* _TO BE DONE_: Restate each line word for word. Leave out every picture.

* _GIVEN DATA_:
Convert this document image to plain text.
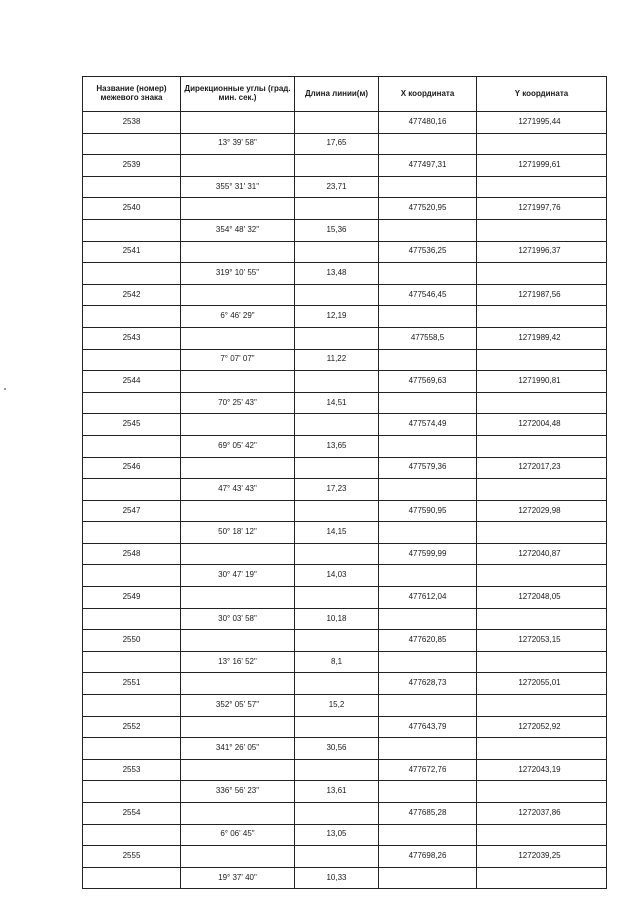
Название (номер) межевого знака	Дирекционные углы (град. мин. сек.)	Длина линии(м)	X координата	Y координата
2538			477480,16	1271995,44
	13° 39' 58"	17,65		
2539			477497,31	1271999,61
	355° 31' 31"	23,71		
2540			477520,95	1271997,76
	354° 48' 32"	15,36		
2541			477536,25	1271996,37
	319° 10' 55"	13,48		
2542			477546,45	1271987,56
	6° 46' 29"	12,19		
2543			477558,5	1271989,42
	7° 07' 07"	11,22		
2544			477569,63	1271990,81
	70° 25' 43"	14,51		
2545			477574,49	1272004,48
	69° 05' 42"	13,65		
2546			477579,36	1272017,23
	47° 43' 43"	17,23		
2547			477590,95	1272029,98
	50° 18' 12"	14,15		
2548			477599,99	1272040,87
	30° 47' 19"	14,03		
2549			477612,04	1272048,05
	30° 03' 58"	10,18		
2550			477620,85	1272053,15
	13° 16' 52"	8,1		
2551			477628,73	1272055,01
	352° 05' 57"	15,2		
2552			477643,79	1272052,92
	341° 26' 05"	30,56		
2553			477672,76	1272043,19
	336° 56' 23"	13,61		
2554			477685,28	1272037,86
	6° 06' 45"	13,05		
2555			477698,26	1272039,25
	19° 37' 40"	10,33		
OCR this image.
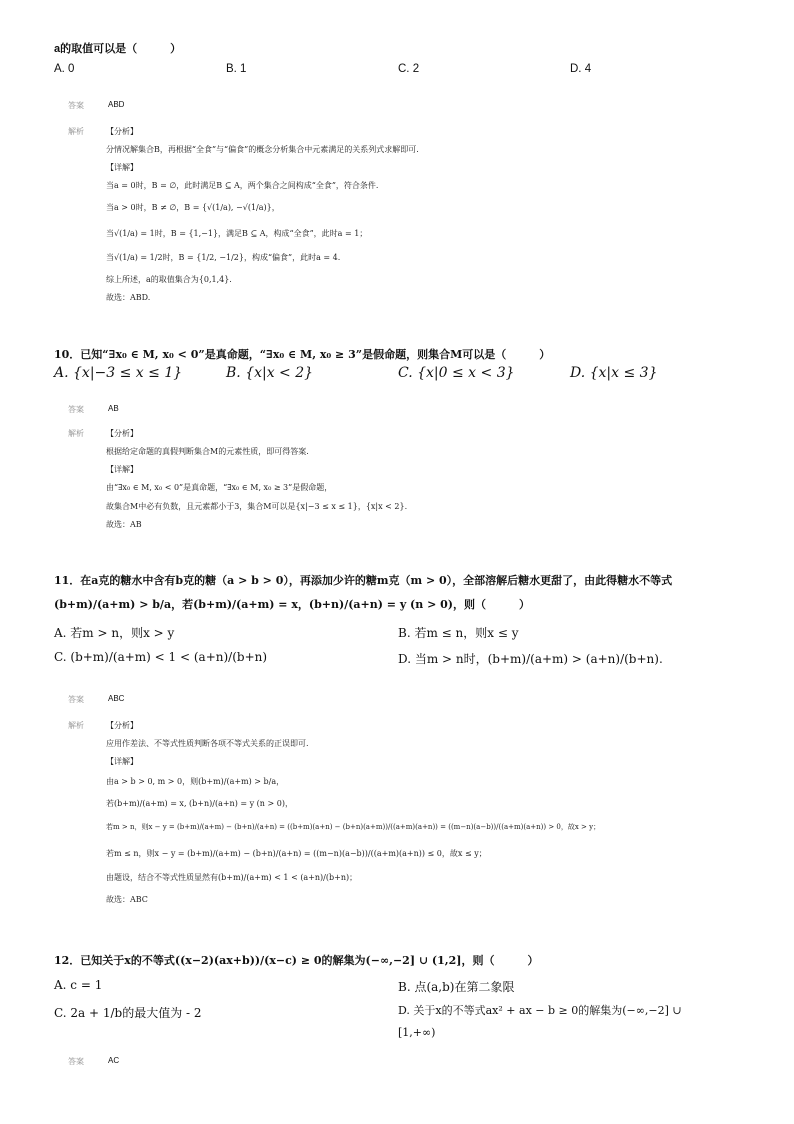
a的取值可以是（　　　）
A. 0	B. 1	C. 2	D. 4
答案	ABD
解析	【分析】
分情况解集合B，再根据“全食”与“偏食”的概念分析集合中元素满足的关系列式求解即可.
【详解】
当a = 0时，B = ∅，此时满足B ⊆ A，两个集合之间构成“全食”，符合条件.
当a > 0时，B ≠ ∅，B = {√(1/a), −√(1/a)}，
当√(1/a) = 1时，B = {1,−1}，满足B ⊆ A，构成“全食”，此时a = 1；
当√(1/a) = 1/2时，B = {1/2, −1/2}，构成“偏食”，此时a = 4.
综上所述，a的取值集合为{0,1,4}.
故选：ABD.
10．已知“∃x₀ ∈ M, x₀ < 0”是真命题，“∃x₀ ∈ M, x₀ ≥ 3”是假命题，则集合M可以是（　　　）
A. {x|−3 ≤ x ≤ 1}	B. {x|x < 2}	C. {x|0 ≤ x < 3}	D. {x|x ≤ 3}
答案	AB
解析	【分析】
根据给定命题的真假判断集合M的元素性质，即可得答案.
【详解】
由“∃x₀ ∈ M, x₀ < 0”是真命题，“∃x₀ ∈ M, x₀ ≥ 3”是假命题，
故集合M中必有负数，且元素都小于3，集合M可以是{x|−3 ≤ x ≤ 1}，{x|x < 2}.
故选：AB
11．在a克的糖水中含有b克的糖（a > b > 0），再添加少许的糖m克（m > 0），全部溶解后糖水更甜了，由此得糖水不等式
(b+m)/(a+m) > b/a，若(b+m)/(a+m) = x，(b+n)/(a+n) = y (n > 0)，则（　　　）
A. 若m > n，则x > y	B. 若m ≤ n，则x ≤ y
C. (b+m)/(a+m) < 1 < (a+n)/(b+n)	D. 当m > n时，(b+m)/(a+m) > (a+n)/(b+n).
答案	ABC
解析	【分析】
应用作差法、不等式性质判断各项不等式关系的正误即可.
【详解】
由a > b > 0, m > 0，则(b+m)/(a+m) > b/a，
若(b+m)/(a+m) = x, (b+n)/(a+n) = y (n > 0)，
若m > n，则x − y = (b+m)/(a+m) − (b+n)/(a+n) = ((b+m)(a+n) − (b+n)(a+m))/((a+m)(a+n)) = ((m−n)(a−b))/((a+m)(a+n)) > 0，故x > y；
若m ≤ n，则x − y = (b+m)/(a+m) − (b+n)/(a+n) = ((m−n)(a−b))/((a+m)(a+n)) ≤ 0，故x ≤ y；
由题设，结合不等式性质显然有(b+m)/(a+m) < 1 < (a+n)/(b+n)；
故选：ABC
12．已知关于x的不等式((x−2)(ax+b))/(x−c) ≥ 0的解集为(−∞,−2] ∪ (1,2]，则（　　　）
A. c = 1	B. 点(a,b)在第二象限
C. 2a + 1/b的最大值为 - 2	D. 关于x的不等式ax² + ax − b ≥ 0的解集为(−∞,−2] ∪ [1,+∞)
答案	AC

* _EXERCISE RESULT_:
Convert this document image to plain text.
Название (номер) межевого знака	Дирекционные углы (град. мин. сек.)	Длина линии(м)	X координата	Y координата
2538			477480,16	1271995,44
	13° 39' 58"	17,65		
2539			477497,31	1271999,61
	355° 31' 31"	23,71		
2540			477520,95	1271997,76
	354° 48' 32"	15,36		
2541			477536,25	1271996,37
	319° 10' 55"	13,48		
2542			477546,45	1271987,56
	6° 46' 29"	12,19		
2543			477558,5	1271989,42
	7° 07' 07"	11,22		
2544			477569,63	1271990,81
	70° 25' 43"	14,51		
2545			477574,49	1272004,48
	69° 05' 42"	13,65		
2546			477579,36	1272017,23
	47° 43' 43"	17,23		
2547			477590,95	1272029,98
	50° 18' 12"	14,15		
2548			477599,99	1272040,87
	30° 47' 19"	14,03		
2549			477612,04	1272048,05
	30° 03' 58"	10,18		
2550			477620,85	1272053,15
	13° 16' 52"	8,1		
2551			477628,73	1272055,01
	352° 05' 57"	15,2		
2552			477643,79	1272052,92
	341° 26' 05"	30,56		
2553			477672,76	1272043,19
	336° 56' 23"	13,61		
2554			477685,28	1272037,86
	6° 06' 45"	13,05		
2555			477698,26	1272039,25
	19° 37' 40"	10,33		
OCR this image.
a的取值可以是（　　　）
A. 0	B. 1	C. 2	D. 4
答案	ABD
解析	【分析】
分情况解集合B，再根据“全食”与“偏食”的概念分析集合中元素满足的关系列式求解即可.
【详解】
当a = 0时，B = ∅，此时满足B ⊆ A，两个集合之间构成“全食”，符合条件.
当a > 0时，B ≠ ∅，B = {√(1/a), −√(1/a)}，
当√(1/a) = 1时，B = {1,−1}，满足B ⊆ A，构成“全食”，此时a = 1；
当√(1/a) = 1/2时，B = {1/2, −1/2}，构成“偏食”，此时a = 4.
综上所述，a的取值集合为{0,1,4}.
故选：ABD.
10．已知“∃x₀ ∈ M, x₀ < 0”是真命题，“∃x₀ ∈ M, x₀ ≥ 3”是假命题，则集合M可以是（　　　）
A. {x|−3 ≤ x ≤ 1}	B. {x|x < 2}	C. {x|0 ≤ x < 3}	D. {x|x ≤ 3}
答案	AB
解析	【分析】
根据给定命题的真假判断集合M的元素性质，即可得答案.
【详解】
由“∃x₀ ∈ M, x₀ < 0”是真命题，“∃x₀ ∈ M, x₀ ≥ 3”是假命题，
故集合M中必有负数，且元素都小于3，集合M可以是{x|−3 ≤ x ≤ 1}，{x|x < 2}.
故选：AB
11．在a克的糖水中含有b克的糖（a > b > 0），再添加少许的糖m克（m > 0），全部溶解后糖水更甜了，由此得糖水不等式
(b+m)/(a+m) > b/a，若(b+m)/(a+m) = x，(b+n)/(a+n) = y (n > 0)，则（　　　）
A. 若m > n，则x > y	B. 若m ≤ n，则x ≤ y
C. (b+m)/(a+m) < 1 < (a+n)/(b+n)	D. 当m > n时，(b+m)/(a+m) > (a+n)/(b+n).
答案	ABC
解析	【分析】
应用作差法、不等式性质判断各项不等式关系的正误即可.
【详解】
由a > b > 0, m > 0，则(b+m)/(a+m) > b/a，
若(b+m)/(a+m) = x, (b+n)/(a+n) = y (n > 0)，
若m > n，则x − y = (b+m)/(a+m) − (b+n)/(a+n) = ((b+m)(a+n) − (b+n)(a+m))/((a+m)(a+n)) = ((m−n)(a−b))/((a+m)(a+n)) > 0，故x > y；
若m ≤ n，则x − y = (b+m)/(a+m) − (b+n)/(a+n) = ((m−n)(a−b))/((a+m)(a+n)) ≤ 0，故x ≤ y；
由题设，结合不等式性质显然有(b+m)/(a+m) < 1 < (a+n)/(b+n)；
故选：ABC
12．已知关于x的不等式((x−2)(ax+b))/(x−c) ≥ 0的解集为(−∞,−2] ∪ (1,2]，则（　　　）
A. c = 1	B. 点(a,b)在第二象限
C. 2a + 1/b的最大值为 - 2	D. 关于x的不等式ax² + ax − b ≥ 0的解集为(−∞,−2] ∪ [1,+∞)
答案	AC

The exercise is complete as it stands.